■ Exercise materials:
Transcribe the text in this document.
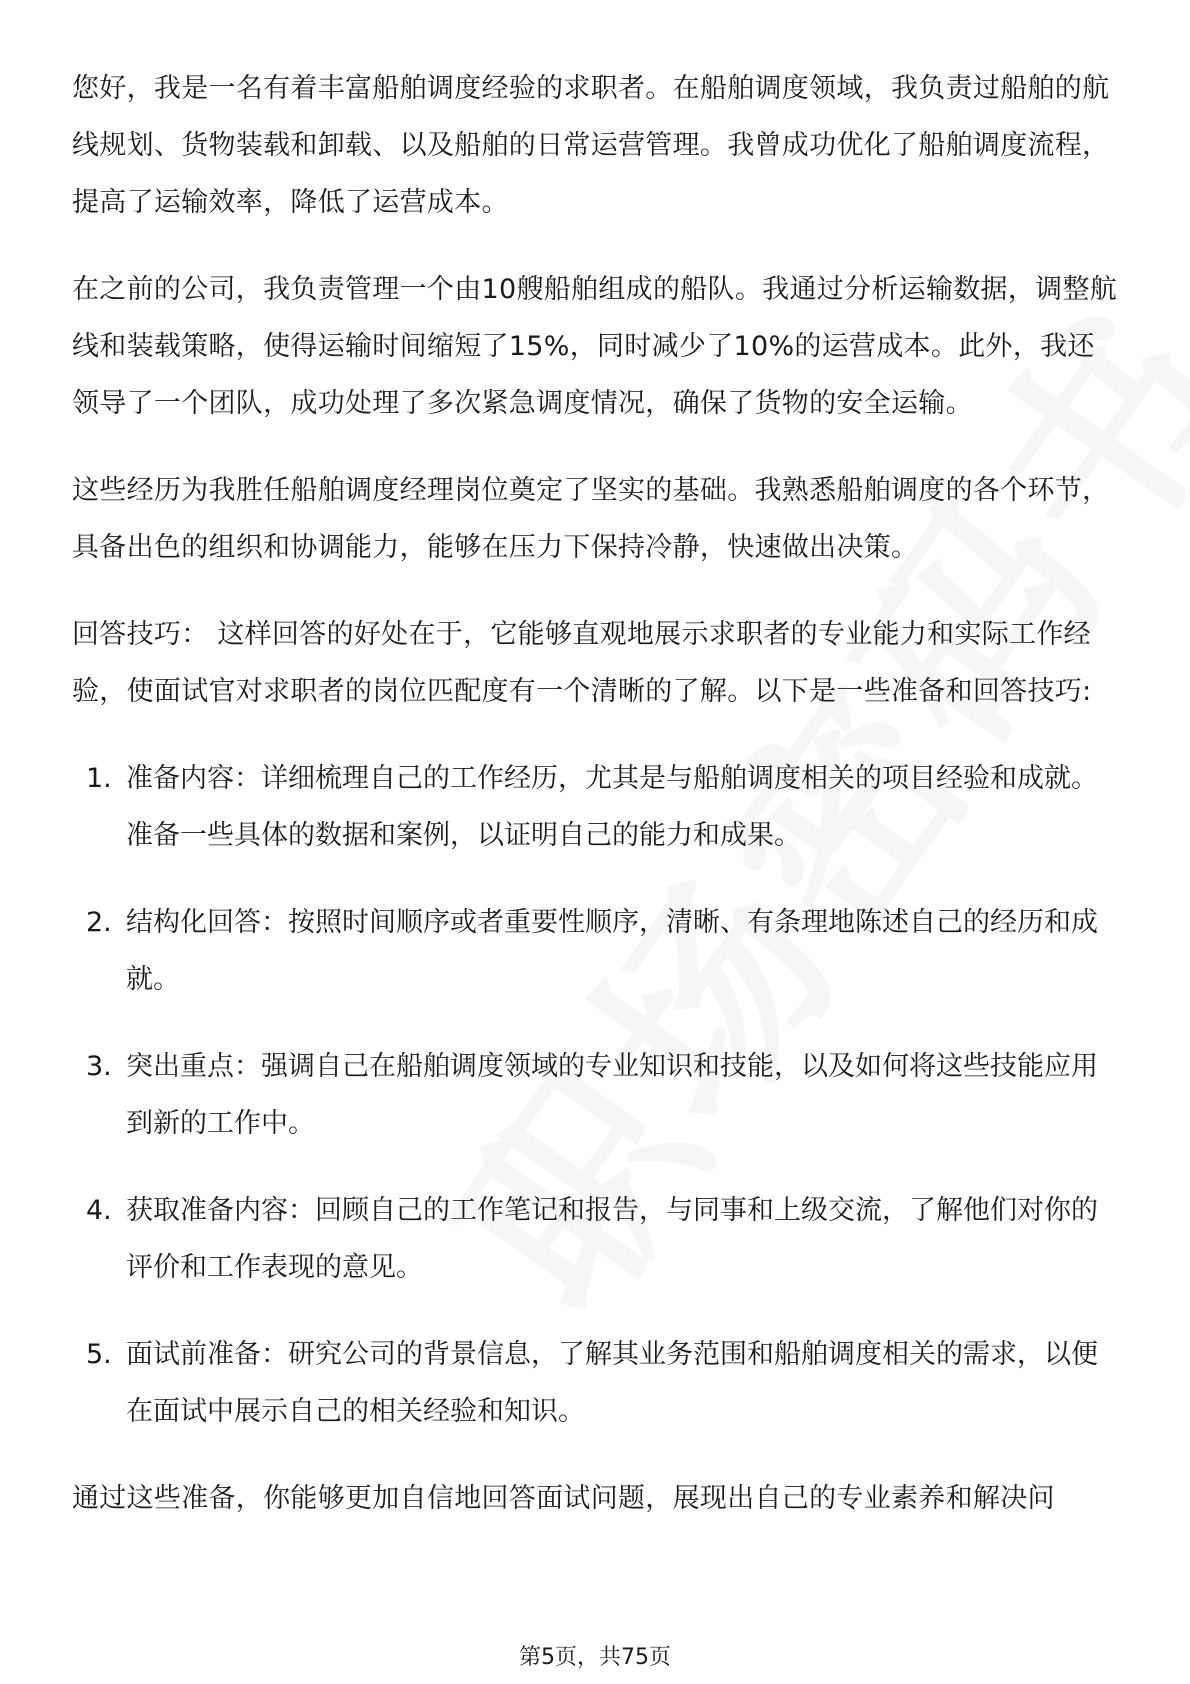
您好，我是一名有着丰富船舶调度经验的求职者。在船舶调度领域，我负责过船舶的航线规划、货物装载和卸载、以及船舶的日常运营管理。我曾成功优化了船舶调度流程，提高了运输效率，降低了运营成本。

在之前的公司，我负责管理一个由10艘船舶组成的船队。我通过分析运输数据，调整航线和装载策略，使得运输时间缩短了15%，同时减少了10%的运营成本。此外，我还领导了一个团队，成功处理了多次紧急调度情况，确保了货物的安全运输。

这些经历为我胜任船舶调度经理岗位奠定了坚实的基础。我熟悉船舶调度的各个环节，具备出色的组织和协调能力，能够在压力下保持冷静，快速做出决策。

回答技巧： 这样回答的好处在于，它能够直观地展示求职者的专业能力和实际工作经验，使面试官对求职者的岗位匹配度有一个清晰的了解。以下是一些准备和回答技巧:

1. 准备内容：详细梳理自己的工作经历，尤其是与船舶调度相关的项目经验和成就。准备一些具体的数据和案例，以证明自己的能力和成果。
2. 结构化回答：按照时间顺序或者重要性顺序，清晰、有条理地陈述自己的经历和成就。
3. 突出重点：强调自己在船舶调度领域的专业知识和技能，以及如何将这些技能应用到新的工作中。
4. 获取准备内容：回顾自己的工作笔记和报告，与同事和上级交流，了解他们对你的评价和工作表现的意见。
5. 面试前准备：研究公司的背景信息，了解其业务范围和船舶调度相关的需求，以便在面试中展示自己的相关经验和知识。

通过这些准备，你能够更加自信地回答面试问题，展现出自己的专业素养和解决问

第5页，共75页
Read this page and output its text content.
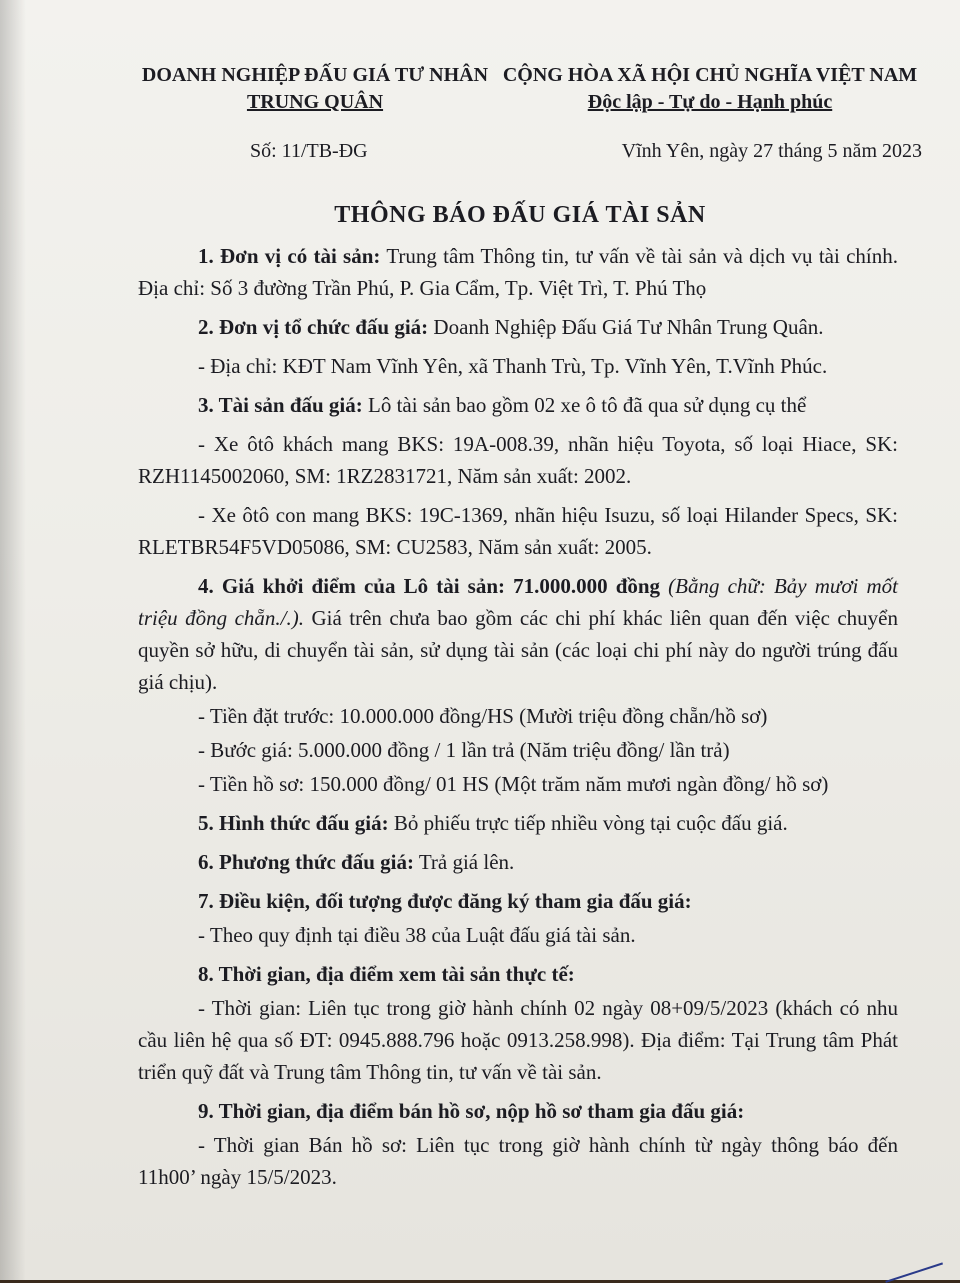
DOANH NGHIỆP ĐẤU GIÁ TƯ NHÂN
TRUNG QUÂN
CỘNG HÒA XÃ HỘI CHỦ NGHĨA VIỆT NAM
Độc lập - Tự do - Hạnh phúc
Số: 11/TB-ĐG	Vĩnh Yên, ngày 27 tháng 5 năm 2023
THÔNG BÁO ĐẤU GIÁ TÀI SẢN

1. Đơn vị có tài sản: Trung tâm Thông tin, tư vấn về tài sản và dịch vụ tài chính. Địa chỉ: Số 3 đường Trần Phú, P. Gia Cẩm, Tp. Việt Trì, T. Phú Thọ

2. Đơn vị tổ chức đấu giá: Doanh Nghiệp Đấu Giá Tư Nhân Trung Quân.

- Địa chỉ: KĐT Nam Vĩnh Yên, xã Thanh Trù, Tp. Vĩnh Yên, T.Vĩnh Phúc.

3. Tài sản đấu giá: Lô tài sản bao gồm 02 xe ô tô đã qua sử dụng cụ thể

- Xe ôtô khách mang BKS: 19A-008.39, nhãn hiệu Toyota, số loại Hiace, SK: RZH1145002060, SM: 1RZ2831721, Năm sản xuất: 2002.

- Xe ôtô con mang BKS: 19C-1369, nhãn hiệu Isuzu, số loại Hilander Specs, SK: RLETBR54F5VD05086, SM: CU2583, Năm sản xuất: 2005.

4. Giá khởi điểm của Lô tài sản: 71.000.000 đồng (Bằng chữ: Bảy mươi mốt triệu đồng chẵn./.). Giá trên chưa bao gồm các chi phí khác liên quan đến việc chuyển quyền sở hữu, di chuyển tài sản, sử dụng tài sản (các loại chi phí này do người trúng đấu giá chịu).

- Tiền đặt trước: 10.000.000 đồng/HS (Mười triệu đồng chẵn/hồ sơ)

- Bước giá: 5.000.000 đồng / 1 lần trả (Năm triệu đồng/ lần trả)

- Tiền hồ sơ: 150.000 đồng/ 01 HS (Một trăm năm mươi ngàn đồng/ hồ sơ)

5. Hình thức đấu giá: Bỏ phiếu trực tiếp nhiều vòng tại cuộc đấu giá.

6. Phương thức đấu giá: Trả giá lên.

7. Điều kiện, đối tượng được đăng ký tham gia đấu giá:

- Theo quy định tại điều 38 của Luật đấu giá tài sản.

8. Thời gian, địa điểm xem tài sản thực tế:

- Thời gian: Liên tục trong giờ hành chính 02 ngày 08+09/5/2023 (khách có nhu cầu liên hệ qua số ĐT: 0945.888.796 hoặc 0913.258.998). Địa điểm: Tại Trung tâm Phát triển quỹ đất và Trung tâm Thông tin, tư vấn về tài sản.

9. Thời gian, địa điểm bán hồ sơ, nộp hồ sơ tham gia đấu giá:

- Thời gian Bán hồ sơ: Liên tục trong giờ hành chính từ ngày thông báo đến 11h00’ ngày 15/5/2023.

■ Short exercise:
Some lines of the records may hold the word "ngày". How many do? Answer with a number and nothing else.

■ Final answer:
3